- Task prompt -
Copy out, exactly as given, every line from the line with "Transcribe the text in this document." to the end of the listing, both of those lines included.

Extracted data entries:
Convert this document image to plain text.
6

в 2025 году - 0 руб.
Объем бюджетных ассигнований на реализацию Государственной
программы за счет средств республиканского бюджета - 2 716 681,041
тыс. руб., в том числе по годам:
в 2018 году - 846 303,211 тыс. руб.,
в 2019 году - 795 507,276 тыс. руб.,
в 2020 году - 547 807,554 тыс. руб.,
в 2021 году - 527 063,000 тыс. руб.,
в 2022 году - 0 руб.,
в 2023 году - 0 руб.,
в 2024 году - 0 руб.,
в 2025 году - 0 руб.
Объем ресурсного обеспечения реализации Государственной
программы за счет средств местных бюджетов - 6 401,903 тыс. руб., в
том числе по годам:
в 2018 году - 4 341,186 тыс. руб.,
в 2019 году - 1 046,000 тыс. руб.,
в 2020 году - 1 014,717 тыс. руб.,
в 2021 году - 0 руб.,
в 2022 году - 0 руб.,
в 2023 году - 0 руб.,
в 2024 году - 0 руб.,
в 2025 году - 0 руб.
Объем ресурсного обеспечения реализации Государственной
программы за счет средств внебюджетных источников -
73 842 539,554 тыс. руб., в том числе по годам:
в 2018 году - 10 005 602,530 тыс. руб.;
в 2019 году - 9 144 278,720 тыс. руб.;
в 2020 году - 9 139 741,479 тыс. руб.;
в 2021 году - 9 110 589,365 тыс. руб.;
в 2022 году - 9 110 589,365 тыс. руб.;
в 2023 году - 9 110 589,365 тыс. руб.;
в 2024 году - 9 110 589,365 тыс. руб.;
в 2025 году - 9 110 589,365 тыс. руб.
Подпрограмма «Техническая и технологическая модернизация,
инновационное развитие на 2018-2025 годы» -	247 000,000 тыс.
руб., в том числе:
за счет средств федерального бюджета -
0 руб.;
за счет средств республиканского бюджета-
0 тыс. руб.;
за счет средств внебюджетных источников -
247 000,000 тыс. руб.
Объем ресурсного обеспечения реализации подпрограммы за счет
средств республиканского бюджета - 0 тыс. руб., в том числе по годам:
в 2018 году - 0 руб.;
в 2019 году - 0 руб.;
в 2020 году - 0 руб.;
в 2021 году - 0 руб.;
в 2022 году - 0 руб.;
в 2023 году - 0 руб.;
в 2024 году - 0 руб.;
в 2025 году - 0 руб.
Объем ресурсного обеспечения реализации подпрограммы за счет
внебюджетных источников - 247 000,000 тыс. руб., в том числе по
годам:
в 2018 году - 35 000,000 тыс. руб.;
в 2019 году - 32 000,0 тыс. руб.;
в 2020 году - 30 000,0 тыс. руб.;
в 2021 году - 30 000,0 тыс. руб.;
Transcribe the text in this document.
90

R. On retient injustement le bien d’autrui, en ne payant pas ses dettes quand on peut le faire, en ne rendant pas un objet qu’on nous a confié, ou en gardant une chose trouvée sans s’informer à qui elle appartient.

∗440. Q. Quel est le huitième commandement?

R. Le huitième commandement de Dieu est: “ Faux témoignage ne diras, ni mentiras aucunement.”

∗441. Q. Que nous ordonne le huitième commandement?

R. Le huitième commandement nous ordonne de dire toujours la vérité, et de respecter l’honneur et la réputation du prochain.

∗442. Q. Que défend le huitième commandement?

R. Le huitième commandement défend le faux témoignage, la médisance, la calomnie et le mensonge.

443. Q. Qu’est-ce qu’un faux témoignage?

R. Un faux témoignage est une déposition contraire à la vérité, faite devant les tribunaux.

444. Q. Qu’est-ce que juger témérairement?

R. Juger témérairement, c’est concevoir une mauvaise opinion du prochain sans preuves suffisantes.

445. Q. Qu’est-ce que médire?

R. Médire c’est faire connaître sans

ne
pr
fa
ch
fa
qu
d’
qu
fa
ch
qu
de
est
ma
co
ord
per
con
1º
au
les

- Answer for the task -
Transcribe the text in this document.
90

R. On retient injustement le bien d’autrui, en ne payant pas ses dettes quand on peut le faire, en ne rendant pas un objet qu’on nous a confié, ou en gardant une chose trouvée sans s’informer à qui elle appartient.

∗440. Q. Quel est le huitième commandement?

R. Le huitième commandement de Dieu est: “ Faux témoignage ne diras, ni mentiras aucunement.”

∗441. Q. Que nous ordonne le huitième commandement?

R. Le huitième commandement nous ordonne de dire toujours la vérité, et de respecter l’honneur et la réputation du prochain.

∗442. Q. Que défend le huitième commandement?

R. Le huitième commandement défend le faux témoignage, la médisance, la calomnie et le mensonge.

443. Q. Qu’est-ce qu’un faux témoignage?

R. Un faux témoignage est une déposition contraire à la vérité, faite devant les tribunaux.

444. Q. Qu’est-ce que juger témérairement?

R. Juger témérairement, c’est concevoir une mauvaise opinion du prochain sans preuves suffisantes.

445. Q. Qu’est-ce que médire?

R. Médire c’est faire connaître sans

ne
pr
fa
ch
fa
qu
d’
qu
fa
ch
qu
de
est
ma
co
ord
per
con
1º
au
les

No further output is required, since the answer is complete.